Write out the full listing exactly as given, minus the images.

Stored entries:

-- BEGIN --

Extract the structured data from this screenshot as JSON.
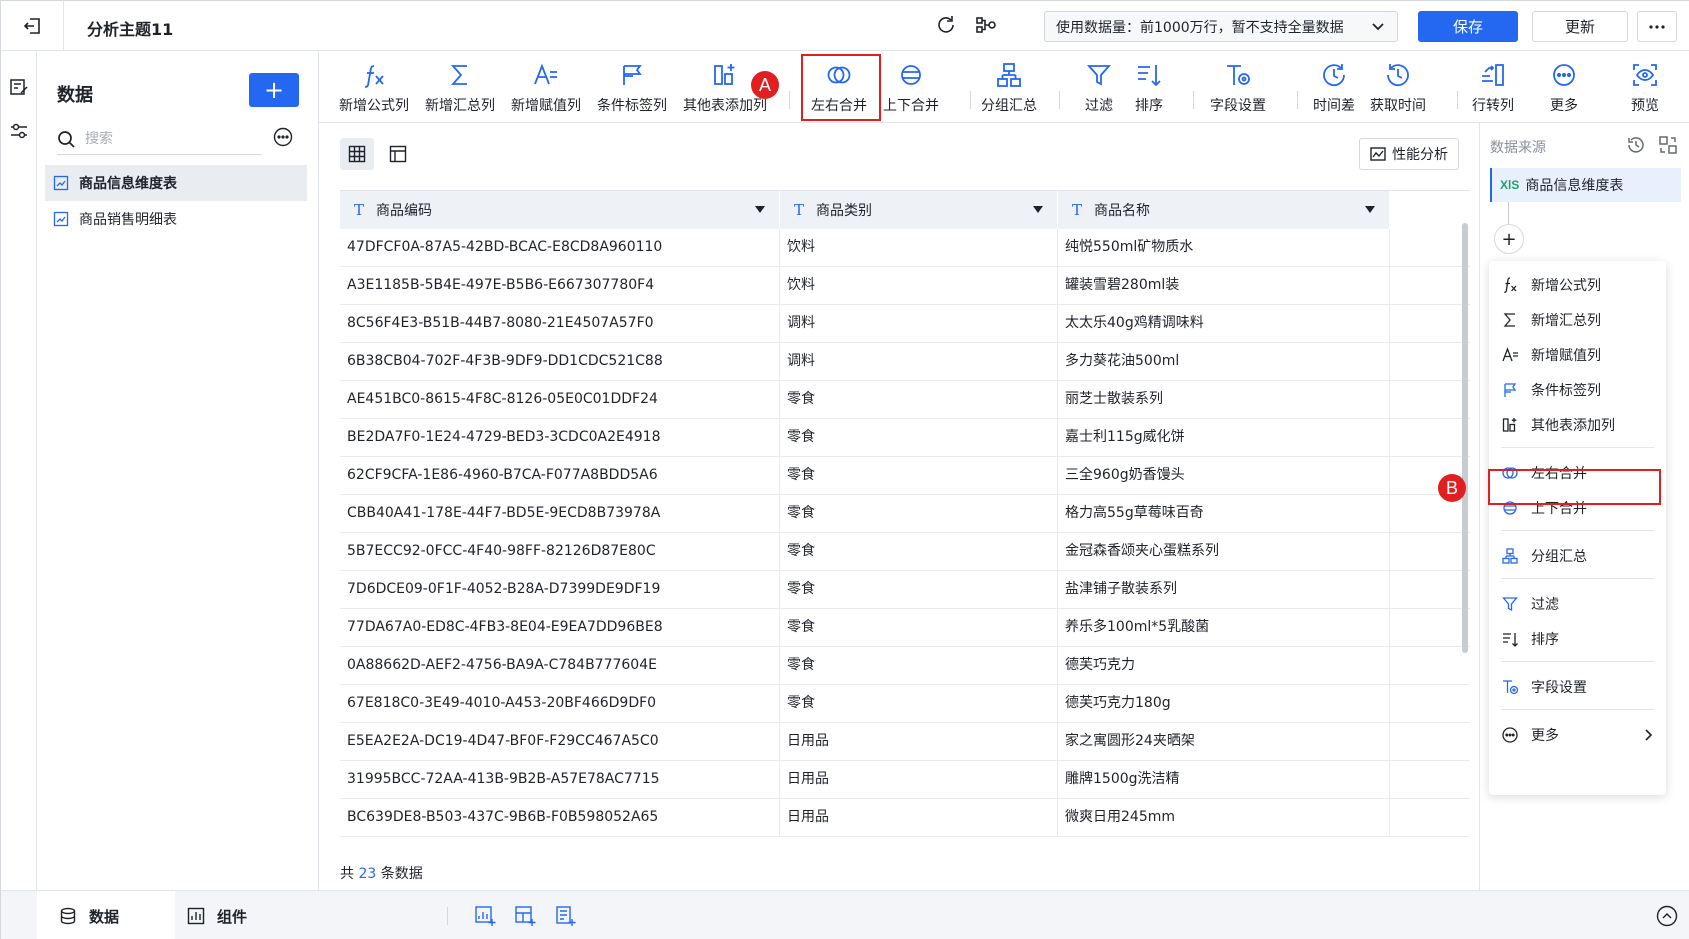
{
  "header": {
    "title": "分析主题11",
    "usage_text": "使用数据量：前1000万行，暂不支持全量数据",
    "save_label": "保存",
    "update_label": "更新"
  },
  "data_panel": {
    "title": "数据",
    "add_label": "+",
    "search_placeholder": "搜索",
    "tables": [
      {
        "label": "商品信息维度表",
        "active": true
      },
      {
        "label": "商品销售明细表",
        "active": false
      }
    ]
  },
  "toolbar": {
    "items": [
      {
        "label": "新增公式列",
        "icon": "formula-icon"
      },
      {
        "label": "新增汇总列",
        "icon": "sigma-icon"
      },
      {
        "label": "新增赋值列",
        "icon": "assign-icon"
      },
      {
        "label": "条件标签列",
        "icon": "condition-tag-icon"
      },
      {
        "label": "其他表添加列",
        "icon": "other-table-add-column-icon"
      },
      {
        "label": "左右合并",
        "icon": "left-right-merge-icon"
      },
      {
        "label": "上下合并",
        "icon": "up-down-merge-icon"
      },
      {
        "label": "分组汇总",
        "icon": "group-summary-icon"
      },
      {
        "label": "过滤",
        "icon": "filter-icon"
      },
      {
        "label": "排序",
        "icon": "sort-icon"
      },
      {
        "label": "字段设置",
        "icon": "field-settings-icon"
      },
      {
        "label": "时间差",
        "icon": "time-diff-icon"
      },
      {
        "label": "获取时间",
        "icon": "get-time-icon"
      },
      {
        "label": "行转列",
        "icon": "row-to-column-icon"
      },
      {
        "label": "更多",
        "icon": "more-icon"
      },
      {
        "label": "预览",
        "icon": "preview-icon"
      }
    ],
    "callout_a": "A"
  },
  "main": {
    "perf_label": "性能分析",
    "columns": [
      "商品编码",
      "商品类别",
      "商品名称"
    ],
    "rows": [
      [
        "47DFCF0A-87A5-42BD-BCAC-E8CD8A960110",
        "饮料",
        "纯悦550ml矿物质水"
      ],
      [
        "A3E1185B-5B4E-497E-B5B6-E667307780F4",
        "饮料",
        "罐装雪碧280ml装"
      ],
      [
        "8C56F4E3-B51B-44B7-8080-21E4507A57F0",
        "调料",
        "太太乐40g鸡精调味料"
      ],
      [
        "6B38CB04-702F-4F3B-9DF9-DD1CDC521C88",
        "调料",
        "多力葵花油500ml"
      ],
      [
        "AE451BC0-8615-4F8C-8126-05E0C01DDF24",
        "零食",
        "丽芝士散装系列"
      ],
      [
        "BE2DA7F0-1E24-4729-BED3-3CDC0A2E4918",
        "零食",
        "嘉士利115g威化饼"
      ],
      [
        "62CF9CFA-1E86-4960-B7CA-F077A8BDD5A6",
        "零食",
        "三全960g奶香馒头"
      ],
      [
        "CBB40A41-178E-44F7-BD5E-9ECD8B73978A",
        "零食",
        "格力高55g草莓味百奇"
      ],
      [
        "5B7ECC92-0FCC-4F40-98FF-82126D87E80C",
        "零食",
        "金冠森香颂夹心蛋糕系列"
      ],
      [
        "7D6DCE09-0F1F-4052-B28A-D7399DE9DF19",
        "零食",
        "盐津铺子散装系列"
      ],
      [
        "77DA67A0-ED8C-4FB3-8E04-E9EA7DD96BE8",
        "零食",
        "养乐多100ml*5乳酸菌"
      ],
      [
        "0A88662D-AEF2-4756-BA9A-C784B777604E",
        "零食",
        "德芙巧克力"
      ],
      [
        "67E818C0-3E49-4010-A453-20BF466D9DF0",
        "零食",
        "德芙巧克力180g"
      ],
      [
        "E5EA2E2A-DC19-4D47-BF0F-F29CC467A5C0",
        "日用品",
        "家之寓圆形24夹晒架"
      ],
      [
        "31995BCC-72AA-413B-9B2B-A57E78AC7715",
        "日用品",
        "雕牌1500g洗洁精"
      ],
      [
        "BC639DE8-B503-437C-9B6B-F0B598052A65",
        "日用品",
        "微爽日用245mm"
      ]
    ],
    "count_prefix": "共 ",
    "count_value": "23",
    "count_suffix": " 条数据"
  },
  "right_panel": {
    "title": "数据来源",
    "source_tag": "XlS",
    "source_label": "商品信息维度表",
    "plus_label": "+",
    "menu": [
      {
        "label": "新增公式列",
        "icon": "formula-icon"
      },
      {
        "label": "新增汇总列",
        "icon": "sigma-icon"
      },
      {
        "label": "新增赋值列",
        "icon": "assign-icon"
      },
      {
        "label": "条件标签列",
        "icon": "condition-tag-icon"
      },
      {
        "label": "其他表添加列",
        "icon": "other-table-add-column-icon"
      },
      {
        "label": "左右合并",
        "icon": "left-right-merge-icon"
      },
      {
        "label": "上下合并",
        "icon": "up-down-merge-icon"
      },
      {
        "label": "分组汇总",
        "icon": "group-summary-icon"
      },
      {
        "label": "过滤",
        "icon": "filter-icon"
      },
      {
        "label": "排序",
        "icon": "sort-icon"
      },
      {
        "label": "字段设置",
        "icon": "field-settings-icon"
      },
      {
        "label": "更多",
        "icon": "more-icon"
      }
    ],
    "callout_b": "B"
  },
  "bottom": {
    "tab_data": "数据",
    "tab_components": "组件"
  },
  "colors": {
    "accent": "#2468f2",
    "highlight": "#e02020",
    "excel_green": "#21a366"
  }
}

-- END --

**Result of the task**
Extract the structured data from this screenshot as JSON.
{
  "header": {
    "title": "分析主题11",
    "usage_text": "使用数据量：前1000万行，暂不支持全量数据",
    "save_label": "保存",
    "update_label": "更新"
  },
  "data_panel": {
    "title": "数据",
    "add_label": "+",
    "search_placeholder": "搜索",
    "tables": [
      {
        "label": "商品信息维度表",
        "active": true
      },
      {
        "label": "商品销售明细表",
        "active": false
      }
    ]
  },
  "toolbar": {
    "items": [
      {
        "label": "新增公式列",
        "icon": "formula-icon"
      },
      {
        "label": "新增汇总列",
        "icon": "sigma-icon"
      },
      {
        "label": "新增赋值列",
        "icon": "assign-icon"
      },
      {
        "label": "条件标签列",
        "icon": "condition-tag-icon"
      },
      {
        "label": "其他表添加列",
        "icon": "other-table-add-column-icon"
      },
      {
        "label": "左右合并",
        "icon": "left-right-merge-icon"
      },
      {
        "label": "上下合并",
        "icon": "up-down-merge-icon"
      },
      {
        "label": "分组汇总",
        "icon": "group-summary-icon"
      },
      {
        "label": "过滤",
        "icon": "filter-icon"
      },
      {
        "label": "排序",
        "icon": "sort-icon"
      },
      {
        "label": "字段设置",
        "icon": "field-settings-icon"
      },
      {
        "label": "时间差",
        "icon": "time-diff-icon"
      },
      {
        "label": "获取时间",
        "icon": "get-time-icon"
      },
      {
        "label": "行转列",
        "icon": "row-to-column-icon"
      },
      {
        "label": "更多",
        "icon": "more-icon"
      },
      {
        "label": "预览",
        "icon": "preview-icon"
      }
    ],
    "callout_a": "A"
  },
  "main": {
    "perf_label": "性能分析",
    "columns": [
      "商品编码",
      "商品类别",
      "商品名称"
    ],
    "rows": [
      [
        "47DFCF0A-87A5-42BD-BCAC-E8CD8A960110",
        "饮料",
        "纯悦550ml矿物质水"
      ],
      [
        "A3E1185B-5B4E-497E-B5B6-E667307780F4",
        "饮料",
        "罐装雪碧280ml装"
      ],
      [
        "8C56F4E3-B51B-44B7-8080-21E4507A57F0",
        "调料",
        "太太乐40g鸡精调味料"
      ],
      [
        "6B38CB04-702F-4F3B-9DF9-DD1CDC521C88",
        "调料",
        "多力葵花油500ml"
      ],
      [
        "AE451BC0-8615-4F8C-8126-05E0C01DDF24",
        "零食",
        "丽芝士散装系列"
      ],
      [
        "BE2DA7F0-1E24-4729-BED3-3CDC0A2E4918",
        "零食",
        "嘉士利115g威化饼"
      ],
      [
        "62CF9CFA-1E86-4960-B7CA-F077A8BDD5A6",
        "零食",
        "三全960g奶香馒头"
      ],
      [
        "CBB40A41-178E-44F7-BD5E-9ECD8B73978A",
        "零食",
        "格力高55g草莓味百奇"
      ],
      [
        "5B7ECC92-0FCC-4F40-98FF-82126D87E80C",
        "零食",
        "金冠森香颂夹心蛋糕系列"
      ],
      [
        "7D6DCE09-0F1F-4052-B28A-D7399DE9DF19",
        "零食",
        "盐津铺子散装系列"
      ],
      [
        "77DA67A0-ED8C-4FB3-8E04-E9EA7DD96BE8",
        "零食",
        "养乐多100ml*5乳酸菌"
      ],
      [
        "0A88662D-AEF2-4756-BA9A-C784B777604E",
        "零食",
        "德芙巧克力"
      ],
      [
        "67E818C0-3E49-4010-A453-20BF466D9DF0",
        "零食",
        "德芙巧克力180g"
      ],
      [
        "E5EA2E2A-DC19-4D47-BF0F-F29CC467A5C0",
        "日用品",
        "家之寓圆形24夹晒架"
      ],
      [
        "31995BCC-72AA-413B-9B2B-A57E78AC7715",
        "日用品",
        "雕牌1500g洗洁精"
      ],
      [
        "BC639DE8-B503-437C-9B6B-F0B598052A65",
        "日用品",
        "微爽日用245mm"
      ]
    ],
    "count_prefix": "共 ",
    "count_value": "23",
    "count_suffix": " 条数据"
  },
  "right_panel": {
    "title": "数据来源",
    "source_tag": "XlS",
    "source_label": "商品信息维度表",
    "plus_label": "+",
    "menu": [
      {
        "label": "新增公式列",
        "icon": "formula-icon"
      },
      {
        "label": "新增汇总列",
        "icon": "sigma-icon"
      },
      {
        "label": "新增赋值列",
        "icon": "assign-icon"
      },
      {
        "label": "条件标签列",
        "icon": "condition-tag-icon"
      },
      {
        "label": "其他表添加列",
        "icon": "other-table-add-column-icon"
      },
      {
        "label": "左右合并",
        "icon": "left-right-merge-icon"
      },
      {
        "label": "上下合并",
        "icon": "up-down-merge-icon"
      },
      {
        "label": "分组汇总",
        "icon": "group-summary-icon"
      },
      {
        "label": "过滤",
        "icon": "filter-icon"
      },
      {
        "label": "排序",
        "icon": "sort-icon"
      },
      {
        "label": "字段设置",
        "icon": "field-settings-icon"
      },
      {
        "label": "更多",
        "icon": "more-icon"
      }
    ],
    "callout_b": "B"
  },
  "bottom": {
    "tab_data": "数据",
    "tab_components": "组件"
  },
  "colors": {
    "accent": "#2468f2",
    "highlight": "#e02020",
    "excel_green": "#21a366"
  }
}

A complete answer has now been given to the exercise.